───── Input records
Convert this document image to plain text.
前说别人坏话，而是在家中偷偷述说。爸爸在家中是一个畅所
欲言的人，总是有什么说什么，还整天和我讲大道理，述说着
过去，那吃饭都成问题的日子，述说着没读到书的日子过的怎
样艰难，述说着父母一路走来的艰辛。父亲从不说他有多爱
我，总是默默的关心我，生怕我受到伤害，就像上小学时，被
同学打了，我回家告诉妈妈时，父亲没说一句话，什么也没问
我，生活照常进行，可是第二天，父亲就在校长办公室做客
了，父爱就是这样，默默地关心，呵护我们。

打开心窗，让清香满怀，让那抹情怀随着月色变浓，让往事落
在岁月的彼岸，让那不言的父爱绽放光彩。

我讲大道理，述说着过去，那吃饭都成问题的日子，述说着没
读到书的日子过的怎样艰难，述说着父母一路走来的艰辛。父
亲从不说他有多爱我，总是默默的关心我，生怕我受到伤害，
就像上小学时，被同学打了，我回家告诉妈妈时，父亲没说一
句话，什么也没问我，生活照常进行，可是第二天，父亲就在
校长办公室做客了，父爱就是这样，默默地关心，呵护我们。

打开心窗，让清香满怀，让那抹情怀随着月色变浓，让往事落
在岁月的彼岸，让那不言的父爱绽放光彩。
──────────
───── Input records
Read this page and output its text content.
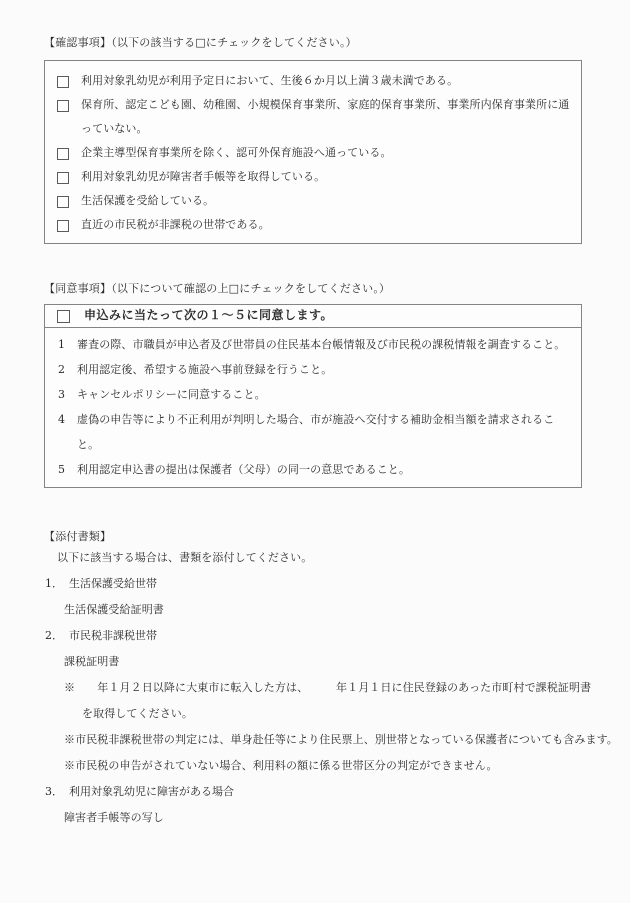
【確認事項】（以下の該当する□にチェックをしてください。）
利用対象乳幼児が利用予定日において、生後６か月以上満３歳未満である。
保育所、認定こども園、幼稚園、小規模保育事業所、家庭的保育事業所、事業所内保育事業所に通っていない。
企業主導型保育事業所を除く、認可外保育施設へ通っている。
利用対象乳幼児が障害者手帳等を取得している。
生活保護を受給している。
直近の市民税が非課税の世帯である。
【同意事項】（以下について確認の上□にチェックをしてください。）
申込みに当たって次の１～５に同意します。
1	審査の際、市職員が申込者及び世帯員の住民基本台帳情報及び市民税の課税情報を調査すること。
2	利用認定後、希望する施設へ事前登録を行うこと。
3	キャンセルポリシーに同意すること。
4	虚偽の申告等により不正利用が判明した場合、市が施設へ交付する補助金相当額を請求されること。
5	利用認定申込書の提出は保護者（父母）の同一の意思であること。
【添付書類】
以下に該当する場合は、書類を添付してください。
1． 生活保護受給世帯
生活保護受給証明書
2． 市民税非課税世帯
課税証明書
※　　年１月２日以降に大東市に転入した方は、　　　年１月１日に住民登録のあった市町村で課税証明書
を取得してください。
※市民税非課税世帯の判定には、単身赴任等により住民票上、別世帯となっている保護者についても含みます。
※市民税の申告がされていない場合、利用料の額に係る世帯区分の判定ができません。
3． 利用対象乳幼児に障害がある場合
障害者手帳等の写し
──────────
**Objective:**
Pull out every line containing "にチェックをしてください".

**Right answer:**
【確認事項】（以下の該当する□にチェックをしてください。）
【同意事項】（以下について確認の上□にチェックをしてください。）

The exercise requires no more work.